=== DATA FOR THIS TASK ===

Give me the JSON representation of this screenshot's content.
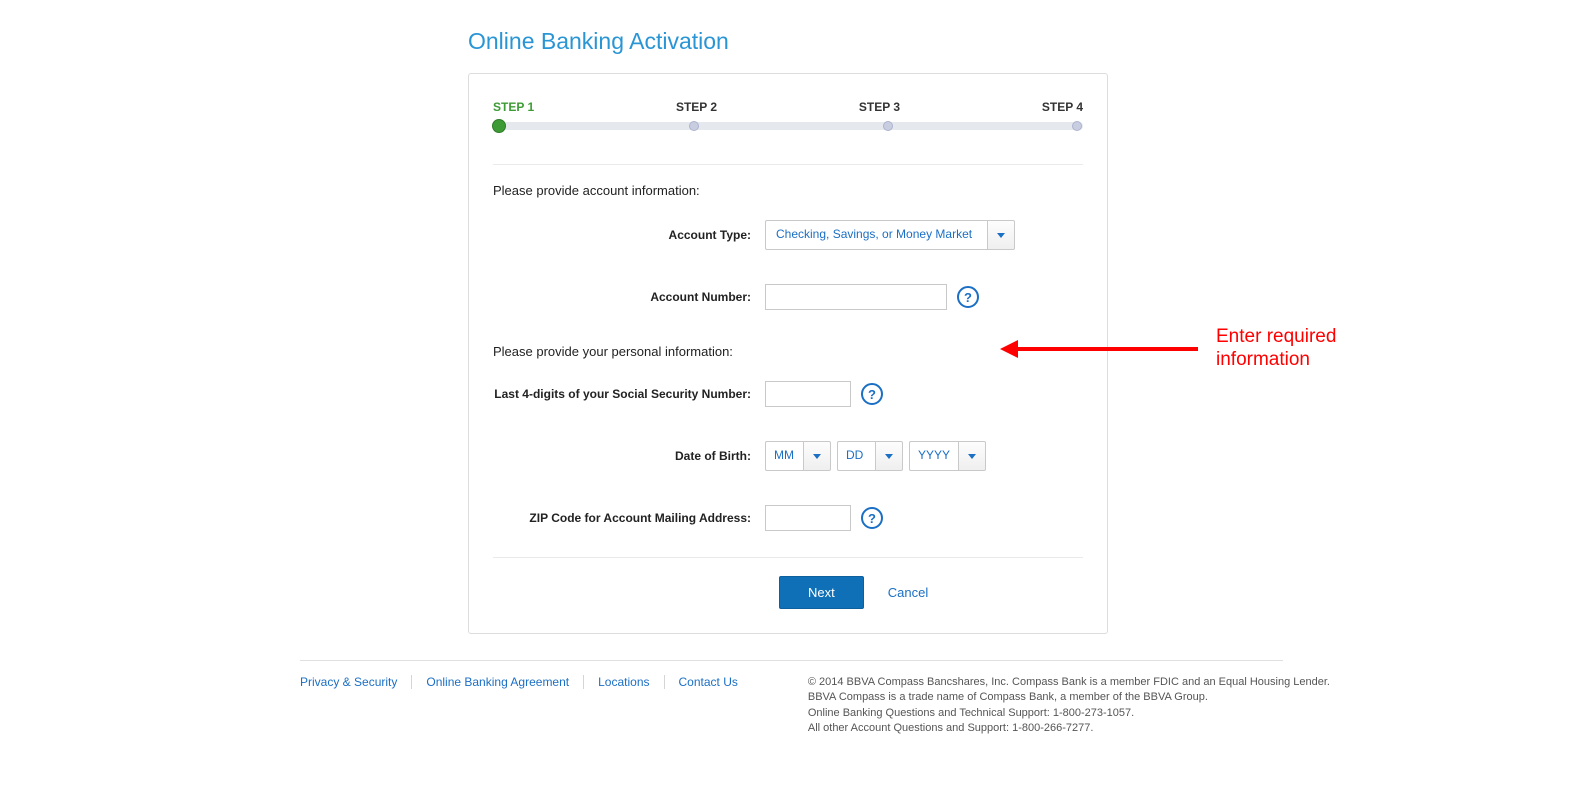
{
  "page": {
    "title": "Online Banking Activation"
  },
  "stepper": {
    "steps": [
      "STEP 1",
      "STEP 2",
      "STEP 3",
      "STEP 4"
    ],
    "activeIndex": 0
  },
  "sections": {
    "account_intro": "Please provide account information:",
    "personal_intro": "Please provide your personal information:"
  },
  "form": {
    "account_type_label": "Account Type:",
    "account_type_value": "Checking, Savings, or Money Market",
    "account_number_label": "Account Number:",
    "ssn_label": "Last 4-digits of your Social Security Number:",
    "dob_label": "Date of Birth:",
    "dob_mm": "MM",
    "dob_dd": "DD",
    "dob_yyyy": "YYYY",
    "zip_label": "ZIP Code for Account Mailing Address:",
    "help_icon_glyph": "?"
  },
  "actions": {
    "next_label": "Next",
    "cancel_label": "Cancel"
  },
  "footer": {
    "links": [
      "Privacy & Security",
      "Online Banking Agreement",
      "Locations",
      "Contact Us"
    ],
    "line1": "© 2014 BBVA Compass Bancshares, Inc. Compass Bank is a member FDIC and an Equal Housing Lender.",
    "line2": "BBVA Compass is a trade name of Compass Bank, a member of the BBVA Group.",
    "line3": "Online Banking Questions and Technical Support: 1-800-273-1057.",
    "line4": "All other Account Questions and Support: 1-800-266-7277."
  },
  "annotation": {
    "text_line1": "Enter required",
    "text_line2": "information"
  }
}
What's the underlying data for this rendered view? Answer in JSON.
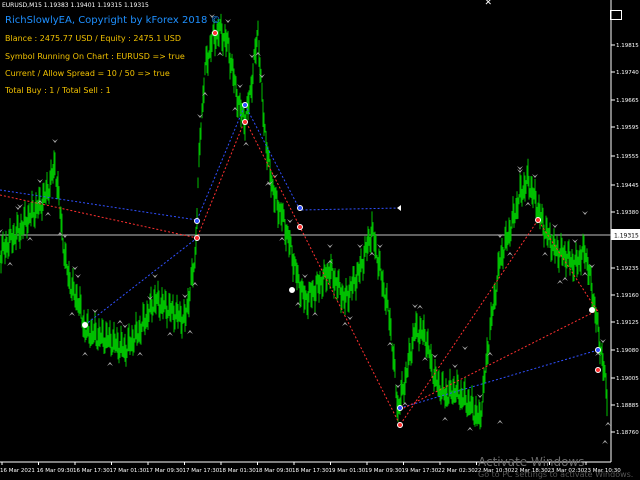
{
  "window": {
    "symbol_line": "EURUSD,M15  1.19383 1.19401 1.19315 1.19315"
  },
  "overlay": {
    "title": "RichSlowlyEA, Copyright by kForex 2018 ©",
    "lines": [
      "Blance : 2475.77 USD /  Equity : 2475.1 USD",
      "Symbol Running On Chart : EURUSD => true",
      "Current / Allow Spread = 10 / 50 => true",
      "Total Buy : 1 / Total Sell : 1"
    ]
  },
  "price_axis": {
    "ticks": [
      "1.19815",
      "1.19665",
      "1.19555",
      "1.19445",
      "1.19380",
      "1.19235",
      "1.19125",
      "1.19080",
      "1.19005",
      "1.18885",
      "1.18760"
    ],
    "current_price_label": "1.19315"
  },
  "time_axis": {
    "ticks": [
      "16 Mar 2021",
      "16 Mar 09:30",
      "16 Mar 17:30",
      "17 Mar 01:30",
      "17 Mar 09:30",
      "17 Mar 17:30",
      "18 Mar 01:30",
      "18 Mar 09:30",
      "18 Mar 17:30",
      "19 Mar 01:30",
      "19 Mar 09:30",
      "19 Mar 17:30",
      "22 Mar 02:30",
      "22 Mar 10:30",
      "22 Mar 18:30",
      "23 Mar 02:30",
      "23 Mar 10:30"
    ]
  },
  "watermark": {
    "line1": "Activate Windows",
    "line2": "Go to PC settings to activate Windows."
  },
  "colors": {
    "background": "#000000",
    "candles": "#00c000",
    "text": "#ffffff",
    "info": "#f0c000",
    "title": "#1e90ff",
    "buy_line": "#3050ff",
    "sell_line": "#ff3030"
  }
}
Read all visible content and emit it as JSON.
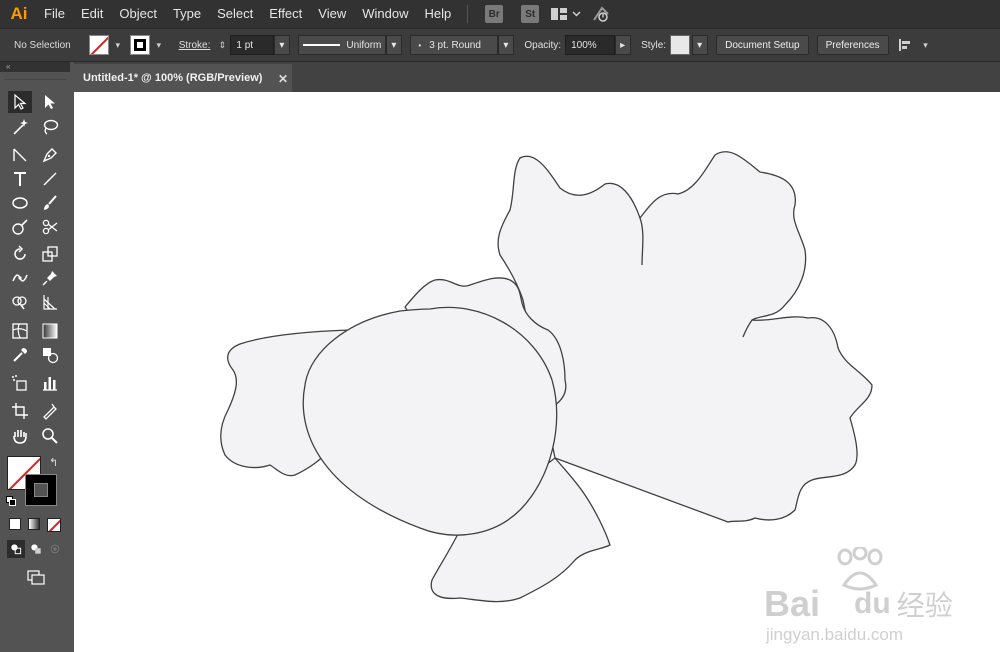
{
  "app": {
    "logo": "Ai"
  },
  "menu": [
    "File",
    "Edit",
    "Object",
    "Type",
    "Select",
    "Effect",
    "View",
    "Window",
    "Help"
  ],
  "app_buttons": {
    "bridge": "Br",
    "stock": "St"
  },
  "control_bar": {
    "selection_status": "No Selection",
    "stroke_label": "Stroke:",
    "stroke_weight": "1 pt",
    "variable_width": "Uniform",
    "brush": "3 pt. Round",
    "opacity_label": "Opacity:",
    "opacity_value": "100%",
    "style_label": "Style:",
    "document_setup": "Document Setup",
    "preferences": "Preferences"
  },
  "tab": {
    "title": "Untitled-1* @ 100% (RGB/Preview)",
    "close": "✕"
  },
  "watermark": {
    "brand": "Bai",
    "brand2": "du",
    "cn": "经验",
    "url": "jingyan.baidu.com"
  },
  "colors": {
    "accent": "#ff9a00",
    "shape_fill": "#f3f2f4",
    "shape_stroke": "#404040",
    "fill_none_slash": "#e01e1e"
  }
}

===

_WHAT TO PRODUCE:_
Every record must be copied exactly, with the pictures left out.

_OUTPUT FOR THIS EXERCISE:_
Give me the JSON representation of this screenshot's content.
{
  "page": {
    "title": "Online Banking Activation"
  },
  "stepper": {
    "steps": [
      "STEP 1",
      "STEP 2",
      "STEP 3",
      "STEP 4"
    ],
    "activeIndex": 0
  },
  "sections": {
    "account_intro": "Please provide account information:",
    "personal_intro": "Please provide your personal information:"
  },
  "form": {
    "account_type_label": "Account Type:",
    "account_type_value": "Checking, Savings, or Money Market",
    "account_number_label": "Account Number:",
    "ssn_label": "Last 4-digits of your Social Security Number:",
    "dob_label": "Date of Birth:",
    "dob_mm": "MM",
    "dob_dd": "DD",
    "dob_yyyy": "YYYY",
    "zip_label": "ZIP Code for Account Mailing Address:",
    "help_icon_glyph": "?"
  },
  "actions": {
    "next_label": "Next",
    "cancel_label": "Cancel"
  },
  "footer": {
    "links": [
      "Privacy & Security",
      "Online Banking Agreement",
      "Locations",
      "Contact Us"
    ],
    "line1": "© 2014 BBVA Compass Bancshares, Inc. Compass Bank is a member FDIC and an Equal Housing Lender.",
    "line2": "BBVA Compass is a trade name of Compass Bank, a member of the BBVA Group.",
    "line3": "Online Banking Questions and Technical Support: 1-800-273-1057.",
    "line4": "All other Account Questions and Support: 1-800-266-7277."
  },
  "annotation": {
    "text_line1": "Enter required",
    "text_line2": "information"
  }
}
What's the underlying data for this rendered view? Answer in JSON.
{
  "window": {
    "symbol_line": "EURUSD,M15  1.19383 1.19401 1.19315 1.19315"
  },
  "overlay": {
    "title": "RichSlowlyEA, Copyright by kForex 2018 ©",
    "lines": [
      "Blance : 2475.77 USD /  Equity : 2475.1 USD",
      "Symbol Running On Chart : EURUSD => true",
      "Current / Allow Spread = 10 / 50 => true",
      "Total Buy : 1 / Total Sell : 1"
    ]
  },
  "price_axis": {
    "ticks": [
      "1.19815",
      "1.19665",
      "1.19555",
      "1.19445",
      "1.19380",
      "1.19235",
      "1.19125",
      "1.19080",
      "1.19005",
      "1.18885",
      "1.18760"
    ],
    "current_price_label": "1.19315"
  },
  "time_axis": {
    "ticks": [
      "16 Mar 2021",
      "16 Mar 09:30",
      "16 Mar 17:30",
      "17 Mar 01:30",
      "17 Mar 09:30",
      "17 Mar 17:30",
      "18 Mar 01:30",
      "18 Mar 09:30",
      "18 Mar 17:30",
      "19 Mar 01:30",
      "19 Mar 09:30",
      "19 Mar 17:30",
      "22 Mar 02:30",
      "22 Mar 10:30",
      "22 Mar 18:30",
      "23 Mar 02:30",
      "23 Mar 10:30"
    ]
  },
  "watermark": {
    "line1": "Activate Windows",
    "line2": "Go to PC settings to activate Windows."
  },
  "colors": {
    "background": "#000000",
    "candles": "#00c000",
    "text": "#ffffff",
    "info": "#f0c000",
    "title": "#1e90ff",
    "buy_line": "#3050ff",
    "sell_line": "#ff3030"
  }
}
Read all visible content and emit it as JSON.
{
  "app": {
    "logo": "Ai"
  },
  "menu": [
    "File",
    "Edit",
    "Object",
    "Type",
    "Select",
    "Effect",
    "View",
    "Window",
    "Help"
  ],
  "app_buttons": {
    "bridge": "Br",
    "stock": "St"
  },
  "control_bar": {
    "selection_status": "No Selection",
    "stroke_label": "Stroke:",
    "stroke_weight": "1 pt",
    "variable_width": "Uniform",
    "brush": "3 pt. Round",
    "opacity_label": "Opacity:",
    "opacity_value": "100%",
    "style_label": "Style:",
    "document_setup": "Document Setup",
    "preferences": "Preferences"
  },
  "tab": {
    "title": "Untitled-1* @ 100% (RGB/Preview)",
    "close": "✕"
  },
  "watermark": {
    "brand": "Bai",
    "brand2": "du",
    "cn": "经验",
    "url": "jingyan.baidu.com"
  },
  "colors": {
    "accent": "#ff9a00",
    "shape_fill": "#f3f2f4",
    "shape_stroke": "#404040",
    "fill_none_slash": "#e01e1e"
  }
}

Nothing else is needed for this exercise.